Repeat the data below exactly as it appears, leaving out any pictures.

## Start Records for this exercise

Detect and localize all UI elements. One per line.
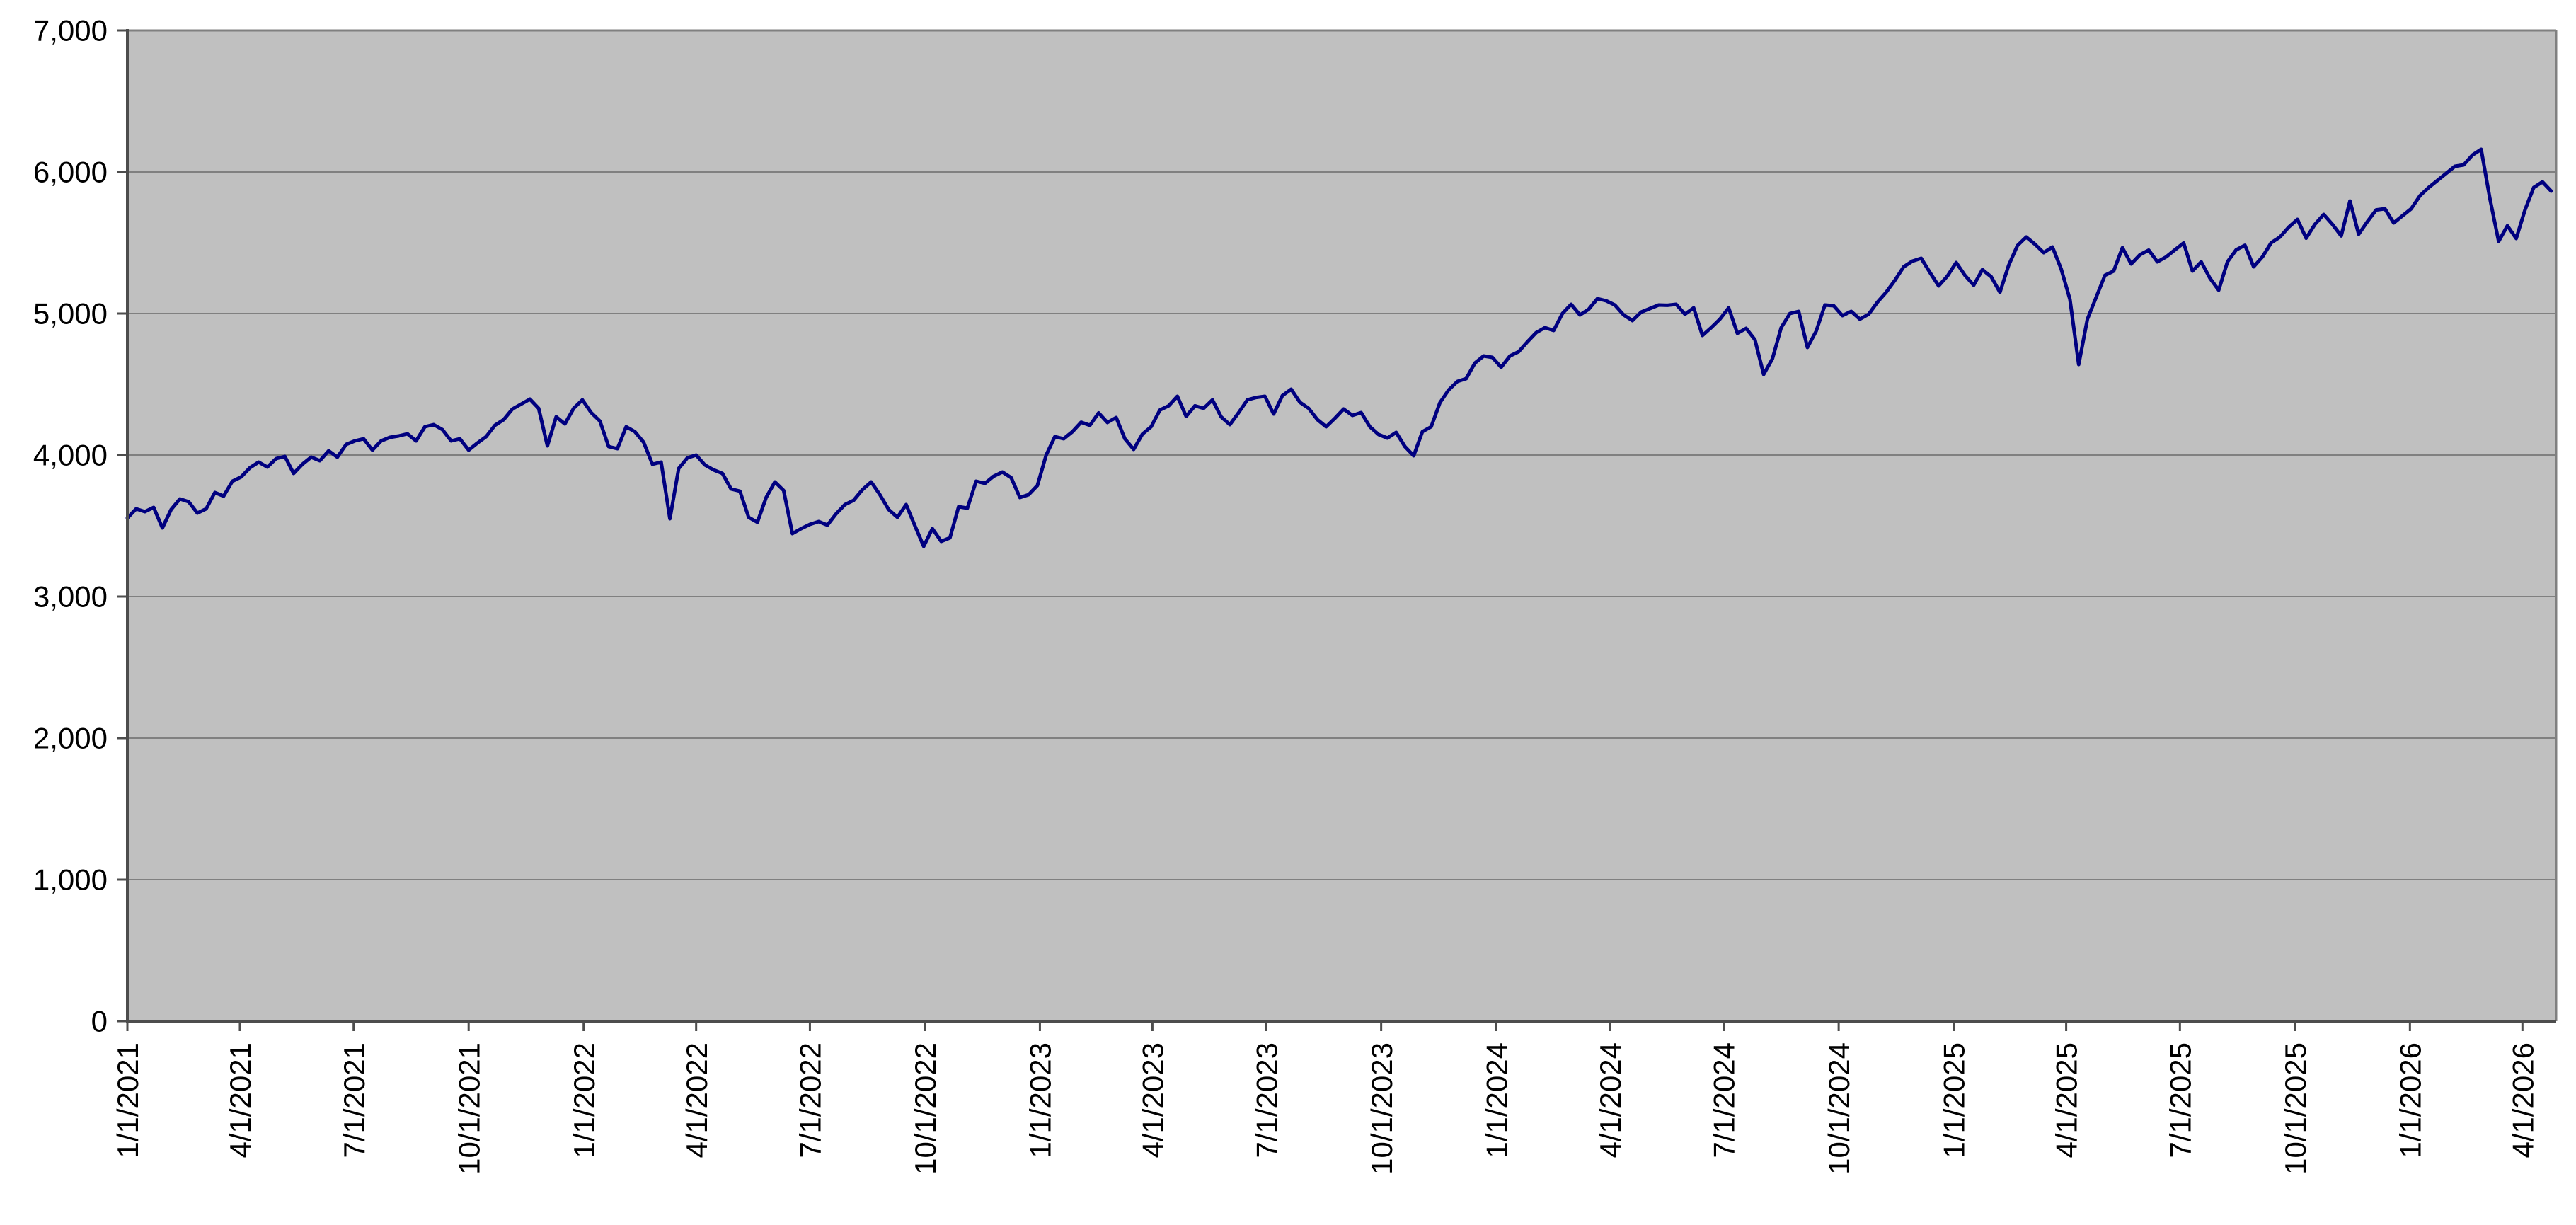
y-axis-tick-label: 2,000 [33, 722, 108, 755]
gridline-layer [127, 29, 2558, 1021]
x-axis-tick-label: 10/1/2025 [2279, 1042, 2312, 1175]
x-axis-tick-label: 1/1/2022 [568, 1042, 601, 1158]
x-axis-tick-label: 1/1/2025 [1938, 1042, 1971, 1158]
x-axis-tick-label: 4/1/2021 [224, 1042, 257, 1158]
x-axis-tick-label: 4/1/2026 [2506, 1042, 2539, 1158]
x-axis-tick-label: 1/1/2023 [1024, 1042, 1057, 1158]
x-axis-tick-label: 4/1/2024 [1594, 1042, 1627, 1158]
y-axis-tick-label: 5,000 [33, 297, 108, 330]
x-axis-tick-label: 1/1/2026 [2393, 1042, 2427, 1158]
y-axis-tick-label: 0 [91, 1005, 108, 1038]
y-axis-tick-label: 3,000 [33, 580, 108, 614]
x-axis-tick-label: 4/1/2023 [1137, 1042, 1170, 1158]
x-axis-tick-label: 1/1/2021 [111, 1042, 144, 1158]
y-axis-tick-labels: 0 1,000 2,000 3,000 4,000 5,000 6,000 7,000 [33, 14, 108, 1038]
x-axis-tick-label: 7/1/2024 [1708, 1042, 1741, 1158]
y-axis-tick-label: 7,000 [33, 14, 108, 47]
x-axis-tick-label: 7/1/2025 [2163, 1042, 2197, 1158]
x-axis-tick-label: 10/1/2021 [452, 1042, 485, 1175]
x-axis-tick-label: 7/1/2023 [1250, 1042, 1283, 1158]
x-axis-tick-label: 4/1/2025 [2050, 1042, 2083, 1158]
axis-layer [117, 29, 2556, 1031]
y-axis-tick-label: 1,000 [33, 863, 108, 897]
series-layer [125, 147, 2553, 548]
x-axis-tick-labels: 1/1/2021 4/1/2021 7/1/2021 10/1/2021 1/1/202… [111, 1042, 2539, 1175]
y-axis-tick-label: 4,000 [33, 439, 108, 472]
x-axis-tick-label: 10/1/2023 [1365, 1042, 1398, 1175]
x-axis-tick-label: 7/1/2021 [338, 1042, 371, 1158]
plot-area-layer [127, 30, 2556, 1021]
x-axis-tick-label: 10/1/2022 [909, 1042, 942, 1175]
y-axis-tick-label: 6,000 [33, 156, 108, 189]
x-axis-tick-label: 4/1/2022 [680, 1042, 713, 1158]
x-axis-tick-label: 1/1/2024 [1480, 1042, 1513, 1158]
data-series-line [125, 147, 2553, 548]
x-axis-tick-label: 7/1/2022 [794, 1042, 827, 1158]
x-axis-tick-label: 10/1/2024 [1822, 1042, 1856, 1175]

## End Records for this exercise

### Reply to the task
Detect and localize all UI elements. One per line.
y-axis-tick-label: 2,000 [33, 722, 108, 755]
gridline-layer [127, 29, 2558, 1021]
x-axis-tick-label: 10/1/2025 [2279, 1042, 2312, 1175]
x-axis-tick-label: 1/1/2022 [568, 1042, 601, 1158]
x-axis-tick-label: 1/1/2025 [1938, 1042, 1971, 1158]
x-axis-tick-label: 4/1/2021 [224, 1042, 257, 1158]
x-axis-tick-label: 4/1/2026 [2506, 1042, 2539, 1158]
x-axis-tick-label: 1/1/2023 [1024, 1042, 1057, 1158]
x-axis-tick-label: 4/1/2024 [1594, 1042, 1627, 1158]
y-axis-tick-label: 5,000 [33, 297, 108, 330]
x-axis-tick-label: 1/1/2026 [2393, 1042, 2427, 1158]
y-axis-tick-label: 0 [91, 1005, 108, 1038]
y-axis-tick-label: 3,000 [33, 580, 108, 614]
x-axis-tick-label: 4/1/2023 [1137, 1042, 1170, 1158]
x-axis-tick-label: 1/1/2021 [111, 1042, 144, 1158]
y-axis-tick-labels: 0 1,000 2,000 3,000 4,000 5,000 6,000 7,000 [33, 14, 108, 1038]
x-axis-tick-label: 7/1/2024 [1708, 1042, 1741, 1158]
y-axis-tick-label: 7,000 [33, 14, 108, 47]
x-axis-tick-label: 7/1/2025 [2163, 1042, 2197, 1158]
x-axis-tick-label: 10/1/2021 [452, 1042, 485, 1175]
x-axis-tick-label: 7/1/2023 [1250, 1042, 1283, 1158]
x-axis-tick-label: 4/1/2025 [2050, 1042, 2083, 1158]
axis-layer [117, 29, 2556, 1031]
y-axis-tick-label: 1,000 [33, 863, 108, 897]
series-layer [125, 147, 2553, 548]
x-axis-tick-labels: 1/1/2021 4/1/2021 7/1/2021 10/1/2021 1/1/202… [111, 1042, 2539, 1175]
y-axis-tick-label: 4,000 [33, 439, 108, 472]
x-axis-tick-label: 10/1/2023 [1365, 1042, 1398, 1175]
x-axis-tick-label: 7/1/2021 [338, 1042, 371, 1158]
plot-area-layer [127, 30, 2556, 1021]
x-axis-tick-label: 10/1/2022 [909, 1042, 942, 1175]
y-axis-tick-label: 6,000 [33, 156, 108, 189]
x-axis-tick-label: 4/1/2022 [680, 1042, 713, 1158]
x-axis-tick-label: 1/1/2024 [1480, 1042, 1513, 1158]
data-series-line [125, 147, 2553, 548]
x-axis-tick-label: 7/1/2022 [794, 1042, 827, 1158]
x-axis-tick-label: 10/1/2024 [1822, 1042, 1856, 1175]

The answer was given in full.